— Start of Data rows —

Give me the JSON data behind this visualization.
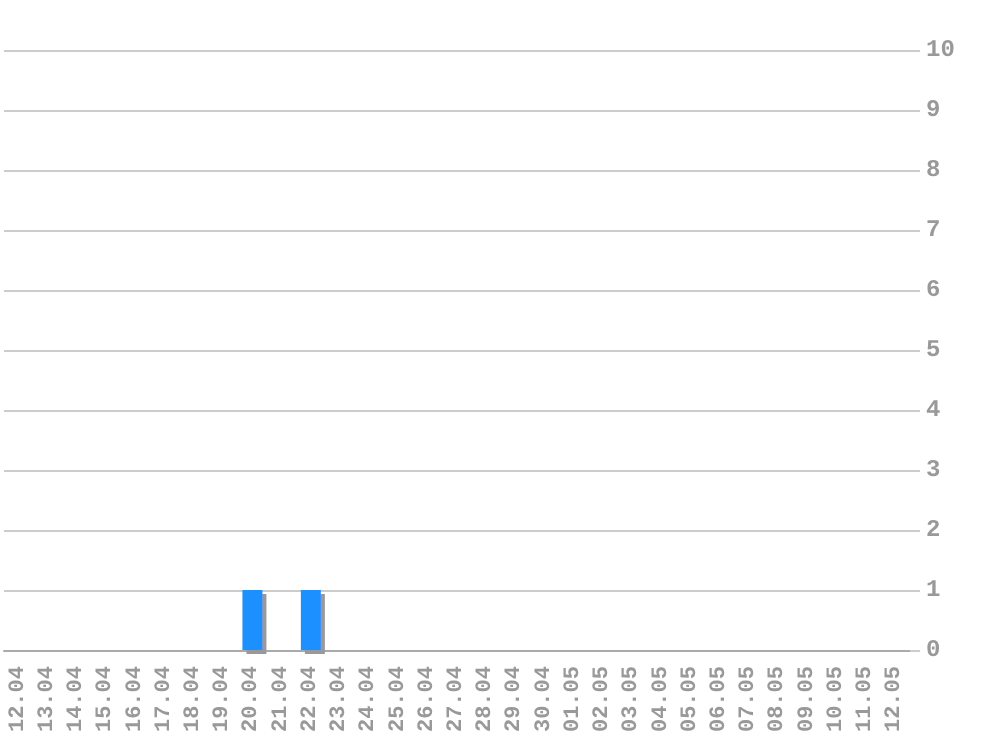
{
  "chart_data": {
    "type": "bar",
    "categories": [
      "12.04",
      "13.04",
      "14.04",
      "15.04",
      "16.04",
      "17.04",
      "18.04",
      "19.04",
      "20.04",
      "21.04",
      "22.04",
      "23.04",
      "24.04",
      "25.04",
      "26.04",
      "27.04",
      "28.04",
      "29.04",
      "30.04",
      "01.05",
      "02.05",
      "03.05",
      "04.05",
      "05.05",
      "06.05",
      "07.05",
      "08.05",
      "09.05",
      "10.05",
      "11.05",
      "12.05"
    ],
    "values": [
      0,
      0,
      0,
      0,
      0,
      0,
      0,
      0,
      1,
      0,
      1,
      0,
      0,
      0,
      0,
      0,
      0,
      0,
      0,
      0,
      0,
      0,
      0,
      0,
      0,
      0,
      0,
      0,
      0,
      0,
      0
    ],
    "color": "#1e90ff",
    "ylim": [
      0,
      10
    ],
    "yticks": [
      0,
      1,
      2,
      3,
      4,
      5,
      6,
      7,
      8,
      9,
      10
    ],
    "grid": "y"
  }
}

— End of Data rows —

## Required work
Reproduce the entries above exactly. Do not include the images.

## Full output
Give me the JSON data behind this visualization.
{
  "chart_data": {
    "type": "bar",
    "categories": [
      "12.04",
      "13.04",
      "14.04",
      "15.04",
      "16.04",
      "17.04",
      "18.04",
      "19.04",
      "20.04",
      "21.04",
      "22.04",
      "23.04",
      "24.04",
      "25.04",
      "26.04",
      "27.04",
      "28.04",
      "29.04",
      "30.04",
      "01.05",
      "02.05",
      "03.05",
      "04.05",
      "05.05",
      "06.05",
      "07.05",
      "08.05",
      "09.05",
      "10.05",
      "11.05",
      "12.05"
    ],
    "values": [
      0,
      0,
      0,
      0,
      0,
      0,
      0,
      0,
      1,
      0,
      1,
      0,
      0,
      0,
      0,
      0,
      0,
      0,
      0,
      0,
      0,
      0,
      0,
      0,
      0,
      0,
      0,
      0,
      0,
      0,
      0
    ],
    "color": "#1e90ff",
    "ylim": [
      0,
      10
    ],
    "yticks": [
      0,
      1,
      2,
      3,
      4,
      5,
      6,
      7,
      8,
      9,
      10
    ],
    "grid": "y"
  }
}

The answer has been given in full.